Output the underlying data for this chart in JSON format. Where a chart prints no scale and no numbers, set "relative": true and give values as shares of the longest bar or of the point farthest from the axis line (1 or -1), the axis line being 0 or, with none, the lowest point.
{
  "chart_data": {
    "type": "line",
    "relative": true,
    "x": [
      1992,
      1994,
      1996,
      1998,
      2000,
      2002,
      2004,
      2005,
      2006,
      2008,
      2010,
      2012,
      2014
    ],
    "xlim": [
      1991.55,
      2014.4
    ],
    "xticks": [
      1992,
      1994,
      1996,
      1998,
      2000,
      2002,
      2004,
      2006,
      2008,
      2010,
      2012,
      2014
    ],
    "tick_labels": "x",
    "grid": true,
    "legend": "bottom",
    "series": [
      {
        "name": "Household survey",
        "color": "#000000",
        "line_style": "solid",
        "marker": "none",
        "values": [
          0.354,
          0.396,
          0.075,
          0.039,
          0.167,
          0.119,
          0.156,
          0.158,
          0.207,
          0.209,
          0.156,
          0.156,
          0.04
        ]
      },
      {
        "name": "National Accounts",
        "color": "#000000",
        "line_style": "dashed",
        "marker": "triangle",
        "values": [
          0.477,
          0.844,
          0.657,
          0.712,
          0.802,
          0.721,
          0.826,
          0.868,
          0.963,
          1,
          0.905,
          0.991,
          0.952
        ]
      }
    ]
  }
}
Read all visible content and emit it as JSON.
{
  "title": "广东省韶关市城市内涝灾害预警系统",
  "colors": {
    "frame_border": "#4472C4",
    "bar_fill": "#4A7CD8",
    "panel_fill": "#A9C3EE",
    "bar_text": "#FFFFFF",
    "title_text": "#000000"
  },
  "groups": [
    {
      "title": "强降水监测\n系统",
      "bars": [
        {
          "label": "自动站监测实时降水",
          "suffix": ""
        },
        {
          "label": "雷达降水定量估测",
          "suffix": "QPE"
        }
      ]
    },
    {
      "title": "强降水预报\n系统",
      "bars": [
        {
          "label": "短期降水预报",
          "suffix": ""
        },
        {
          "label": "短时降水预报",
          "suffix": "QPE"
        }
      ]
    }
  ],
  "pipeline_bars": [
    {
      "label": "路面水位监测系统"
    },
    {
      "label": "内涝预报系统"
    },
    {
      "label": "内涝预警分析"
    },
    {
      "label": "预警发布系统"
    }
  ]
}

» To be done:
Extract each entry in full, exactly as given.

» Result for this task:
Output the underlying data for this chart in JSON format. Where a chart prints no scale and no numbers, set "relative": true and give values as shares of the longest bar or of the point farthest from the axis line (1 or -1), the axis line being 0 or, with none, the lowest point.
{
  "chart_data": {
    "type": "line",
    "relative": true,
    "x": [
      1992,
      1994,
      1996,
      1998,
      2000,
      2002,
      2004,
      2005,
      2006,
      2008,
      2010,
      2012,
      2014
    ],
    "xlim": [
      1991.55,
      2014.4
    ],
    "xticks": [
      1992,
      1994,
      1996,
      1998,
      2000,
      2002,
      2004,
      2006,
      2008,
      2010,
      2012,
      2014
    ],
    "tick_labels": "x",
    "grid": true,
    "legend": "bottom",
    "series": [
      {
        "name": "Household survey",
        "color": "#000000",
        "line_style": "solid",
        "marker": "none",
        "values": [
          0.354,
          0.396,
          0.075,
          0.039,
          0.167,
          0.119,
          0.156,
          0.158,
          0.207,
          0.209,
          0.156,
          0.156,
          0.04
        ]
      },
      {
        "name": "National Accounts",
        "color": "#000000",
        "line_style": "dashed",
        "marker": "triangle",
        "values": [
          0.477,
          0.844,
          0.657,
          0.712,
          0.802,
          0.721,
          0.826,
          0.868,
          0.963,
          1,
          0.905,
          0.991,
          0.952
        ]
      }
    ]
  }
}
Read all visible content and emit it as JSON.
{
  "title": "广东省韶关市城市内涝灾害预警系统",
  "colors": {
    "frame_border": "#4472C4",
    "bar_fill": "#4A7CD8",
    "panel_fill": "#A9C3EE",
    "bar_text": "#FFFFFF",
    "title_text": "#000000"
  },
  "groups": [
    {
      "title": "强降水监测\n系统",
      "bars": [
        {
          "label": "自动站监测实时降水",
          "suffix": ""
        },
        {
          "label": "雷达降水定量估测",
          "suffix": "QPE"
        }
      ]
    },
    {
      "title": "强降水预报\n系统",
      "bars": [
        {
          "label": "短期降水预报",
          "suffix": ""
        },
        {
          "label": "短时降水预报",
          "suffix": "QPE"
        }
      ]
    }
  ],
  "pipeline_bars": [
    {
      "label": "路面水位监测系统"
    },
    {
      "label": "内涝预报系统"
    },
    {
      "label": "内涝预警分析"
    },
    {
      "label": "预警发布系统"
    }
  ]
}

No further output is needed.